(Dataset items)
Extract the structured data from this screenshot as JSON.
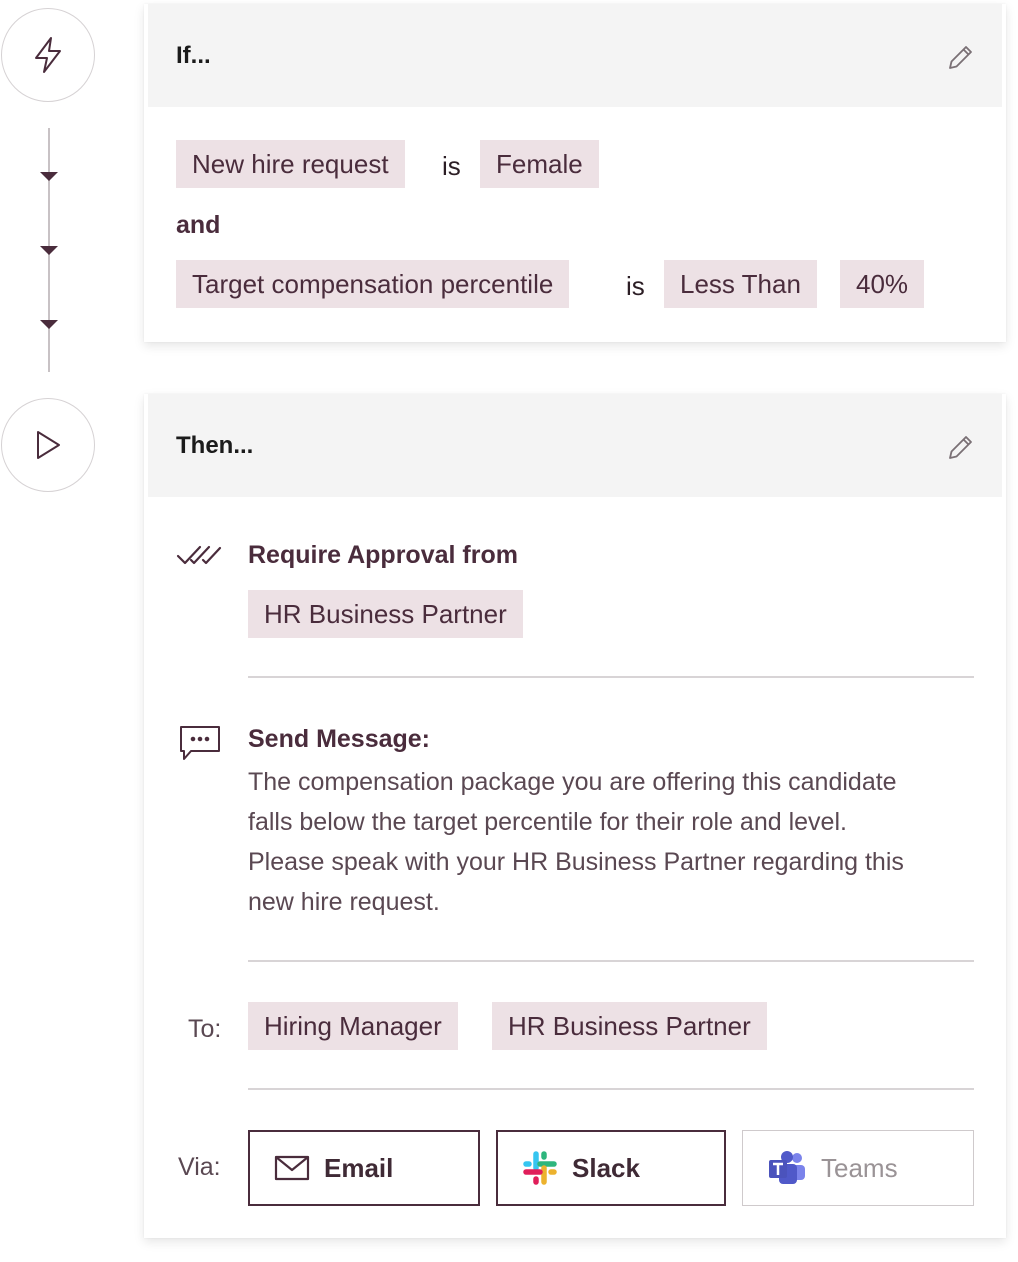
{
  "condition_card": {
    "title": "If...",
    "row1": {
      "field": "New hire request",
      "operator": "is",
      "value": "Female"
    },
    "conjunction": "and",
    "row2": {
      "field": "Target compensation percentile",
      "operator": "is",
      "comparator": "Less Than",
      "value": "40%"
    }
  },
  "action_card": {
    "title": "Then...",
    "approval": {
      "label": "Require Approval from",
      "approver": "HR Business Partner"
    },
    "message": {
      "label": "Send Message:",
      "body": "The compensation package you are offering this candidate falls below the target percentile for their role and level. Please speak with your HR Business Partner regarding this new hire request."
    },
    "recipients": {
      "label": "To:",
      "items": [
        "Hiring Manager",
        "HR Business Partner"
      ]
    },
    "channels": {
      "label": "Via:",
      "email": "Email",
      "slack": "Slack",
      "teams": "Teams"
    }
  },
  "icons": [
    "lightning-icon",
    "play-icon",
    "pencil-icon",
    "double-check-icon",
    "message-icon",
    "mail-icon",
    "slack-icon",
    "teams-icon"
  ],
  "colors": {
    "accent": "#4a2c3c",
    "chip_bg": "#ede1e5",
    "header_bg": "#f4f4f4"
  }
}
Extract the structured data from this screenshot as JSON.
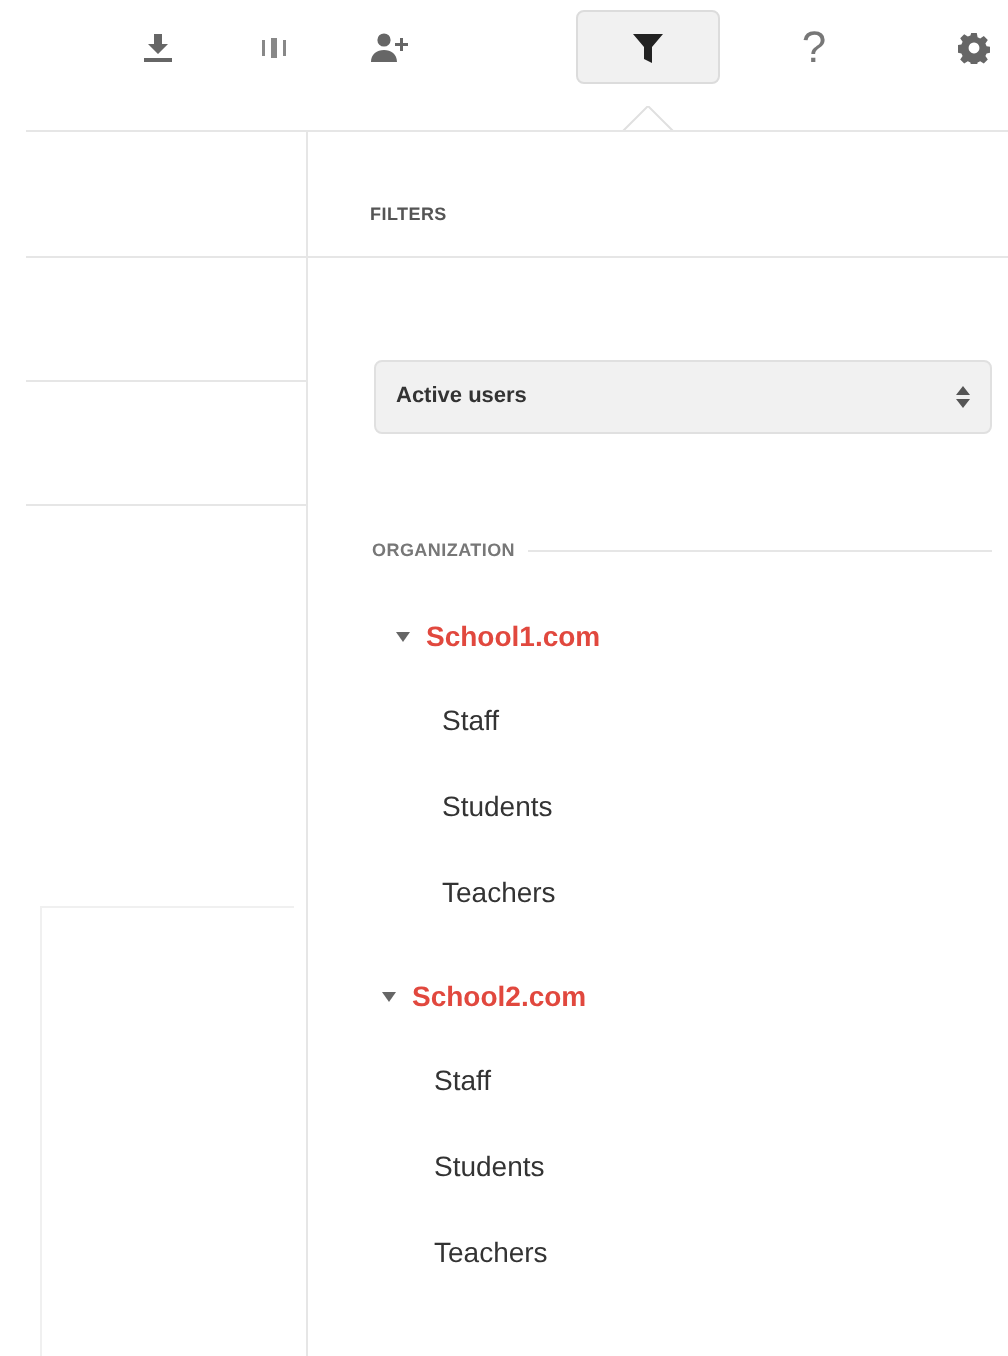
{
  "toolbar": [
    {
      "kind": "download",
      "selected": false
    },
    {
      "kind": "columns",
      "selected": false
    },
    {
      "kind": "add-user",
      "selected": false
    },
    {
      "kind": "filter",
      "selected": true
    },
    {
      "kind": "help",
      "text": "?",
      "selected": false
    },
    {
      "kind": "settings",
      "selected": false
    }
  ],
  "filters": {
    "title": "FILTERS",
    "select": {
      "value": "Active users"
    },
    "section": "ORGANIZATION",
    "tree": [
      {
        "label": "School1.com",
        "expanded": true,
        "children": [
          {
            "label": "Staff"
          },
          {
            "label": "Students"
          },
          {
            "label": "Teachers"
          }
        ]
      },
      {
        "label": "School2.com",
        "expanded": true,
        "children": [
          {
            "label": "Staff"
          },
          {
            "label": "Students"
          },
          {
            "label": "Teachers"
          }
        ]
      }
    ]
  }
}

**AIM OF THE EXERCISE:** Using the material above, gather every line that includes "Partner".

**WRITTEN SOLUTION:**
      "approver": "HR Business Partner"
      "body": "The compensation package you are offering this candidate falls below the target percentile for their role and level. Please speak with your HR Business Partner regarding this new hire request."
        "HR Business Partner"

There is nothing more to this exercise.